[start]

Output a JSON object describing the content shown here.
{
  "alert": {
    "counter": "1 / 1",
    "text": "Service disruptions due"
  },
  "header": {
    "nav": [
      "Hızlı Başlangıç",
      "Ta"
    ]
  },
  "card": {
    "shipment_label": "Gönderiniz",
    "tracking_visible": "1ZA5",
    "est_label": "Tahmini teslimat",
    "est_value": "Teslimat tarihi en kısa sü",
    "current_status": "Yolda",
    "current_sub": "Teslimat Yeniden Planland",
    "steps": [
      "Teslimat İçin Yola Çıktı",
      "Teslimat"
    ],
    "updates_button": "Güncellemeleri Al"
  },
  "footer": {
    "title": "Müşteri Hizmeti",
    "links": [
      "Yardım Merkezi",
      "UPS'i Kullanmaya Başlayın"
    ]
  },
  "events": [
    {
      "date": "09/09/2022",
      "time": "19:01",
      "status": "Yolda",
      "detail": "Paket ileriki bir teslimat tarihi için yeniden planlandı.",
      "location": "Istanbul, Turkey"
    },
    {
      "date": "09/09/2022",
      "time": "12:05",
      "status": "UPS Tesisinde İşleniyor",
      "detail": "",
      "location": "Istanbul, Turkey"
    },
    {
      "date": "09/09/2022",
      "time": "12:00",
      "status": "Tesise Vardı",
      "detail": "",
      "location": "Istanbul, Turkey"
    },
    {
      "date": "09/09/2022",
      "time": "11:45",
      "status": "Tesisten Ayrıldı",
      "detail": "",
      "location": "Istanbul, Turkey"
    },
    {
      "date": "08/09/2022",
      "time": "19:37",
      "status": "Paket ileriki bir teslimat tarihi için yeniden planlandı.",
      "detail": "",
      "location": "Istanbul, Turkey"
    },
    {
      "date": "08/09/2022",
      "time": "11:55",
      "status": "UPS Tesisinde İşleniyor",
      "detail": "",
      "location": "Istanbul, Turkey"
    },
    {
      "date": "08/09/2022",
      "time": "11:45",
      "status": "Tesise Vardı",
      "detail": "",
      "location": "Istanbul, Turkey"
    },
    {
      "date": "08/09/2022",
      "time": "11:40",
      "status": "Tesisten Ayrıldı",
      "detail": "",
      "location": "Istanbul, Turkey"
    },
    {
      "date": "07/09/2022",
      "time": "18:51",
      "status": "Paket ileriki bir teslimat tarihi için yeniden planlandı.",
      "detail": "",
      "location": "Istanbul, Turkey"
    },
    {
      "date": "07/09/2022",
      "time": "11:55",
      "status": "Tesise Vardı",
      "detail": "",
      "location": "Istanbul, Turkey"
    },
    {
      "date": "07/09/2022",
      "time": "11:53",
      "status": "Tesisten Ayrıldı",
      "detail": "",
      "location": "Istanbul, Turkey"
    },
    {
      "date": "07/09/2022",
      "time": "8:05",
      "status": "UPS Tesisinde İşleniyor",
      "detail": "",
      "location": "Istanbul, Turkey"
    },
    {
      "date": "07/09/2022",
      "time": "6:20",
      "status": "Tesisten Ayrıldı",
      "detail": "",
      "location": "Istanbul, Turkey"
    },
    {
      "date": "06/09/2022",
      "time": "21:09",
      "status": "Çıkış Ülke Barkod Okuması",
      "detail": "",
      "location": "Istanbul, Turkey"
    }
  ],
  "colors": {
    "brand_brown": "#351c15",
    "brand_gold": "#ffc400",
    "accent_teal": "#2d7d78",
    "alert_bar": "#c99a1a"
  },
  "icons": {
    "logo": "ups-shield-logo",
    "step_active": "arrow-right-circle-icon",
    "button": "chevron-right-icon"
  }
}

[end]

**GIVEN EXERCISE:** Quote the data above in full, changing nothing.

**FINISHED EXERCISE:**
Output a JSON object describing the content shown here.
{
  "alert": {
    "counter": "1 / 1",
    "text": "Service disruptions due"
  },
  "header": {
    "nav": [
      "Hızlı Başlangıç",
      "Ta"
    ]
  },
  "card": {
    "shipment_label": "Gönderiniz",
    "tracking_visible": "1ZA5",
    "est_label": "Tahmini teslimat",
    "est_value": "Teslimat tarihi en kısa sü",
    "current_status": "Yolda",
    "current_sub": "Teslimat Yeniden Planland",
    "steps": [
      "Teslimat İçin Yola Çıktı",
      "Teslimat"
    ],
    "updates_button": "Güncellemeleri Al"
  },
  "footer": {
    "title": "Müşteri Hizmeti",
    "links": [
      "Yardım Merkezi",
      "UPS'i Kullanmaya Başlayın"
    ]
  },
  "events": [
    {
      "date": "09/09/2022",
      "time": "19:01",
      "status": "Yolda",
      "detail": "Paket ileriki bir teslimat tarihi için yeniden planlandı.",
      "location": "Istanbul, Turkey"
    },
    {
      "date": "09/09/2022",
      "time": "12:05",
      "status": "UPS Tesisinde İşleniyor",
      "detail": "",
      "location": "Istanbul, Turkey"
    },
    {
      "date": "09/09/2022",
      "time": "12:00",
      "status": "Tesise Vardı",
      "detail": "",
      "location": "Istanbul, Turkey"
    },
    {
      "date": "09/09/2022",
      "time": "11:45",
      "status": "Tesisten Ayrıldı",
      "detail": "",
      "location": "Istanbul, Turkey"
    },
    {
      "date": "08/09/2022",
      "time": "19:37",
      "status": "Paket ileriki bir teslimat tarihi için yeniden planlandı.",
      "detail": "",
      "location": "Istanbul, Turkey"
    },
    {
      "date": "08/09/2022",
      "time": "11:55",
      "status": "UPS Tesisinde İşleniyor",
      "detail": "",
      "location": "Istanbul, Turkey"
    },
    {
      "date": "08/09/2022",
      "time": "11:45",
      "status": "Tesise Vardı",
      "detail": "",
      "location": "Istanbul, Turkey"
    },
    {
      "date": "08/09/2022",
      "time": "11:40",
      "status": "Tesisten Ayrıldı",
      "detail": "",
      "location": "Istanbul, Turkey"
    },
    {
      "date": "07/09/2022",
      "time": "18:51",
      "status": "Paket ileriki bir teslimat tarihi için yeniden planlandı.",
      "detail": "",
      "location": "Istanbul, Turkey"
    },
    {
      "date": "07/09/2022",
      "time": "11:55",
      "status": "Tesise Vardı",
      "detail": "",
      "location": "Istanbul, Turkey"
    },
    {
      "date": "07/09/2022",
      "time": "11:53",
      "status": "Tesisten Ayrıldı",
      "detail": "",
      "location": "Istanbul, Turkey"
    },
    {
      "date": "07/09/2022",
      "time": "8:05",
      "status": "UPS Tesisinde İşleniyor",
      "detail": "",
      "location": "Istanbul, Turkey"
    },
    {
      "date": "07/09/2022",
      "time": "6:20",
      "status": "Tesisten Ayrıldı",
      "detail": "",
      "location": "Istanbul, Turkey"
    },
    {
      "date": "06/09/2022",
      "time": "21:09",
      "status": "Çıkış Ülke Barkod Okuması",
      "detail": "",
      "location": "Istanbul, Turkey"
    }
  ],
  "colors": {
    "brand_brown": "#351c15",
    "brand_gold": "#ffc400",
    "accent_teal": "#2d7d78",
    "alert_bar": "#c99a1a"
  },
  "icons": {
    "logo": "ups-shield-logo",
    "step_active": "arrow-right-circle-icon",
    "button": "chevron-right-icon"
  }
}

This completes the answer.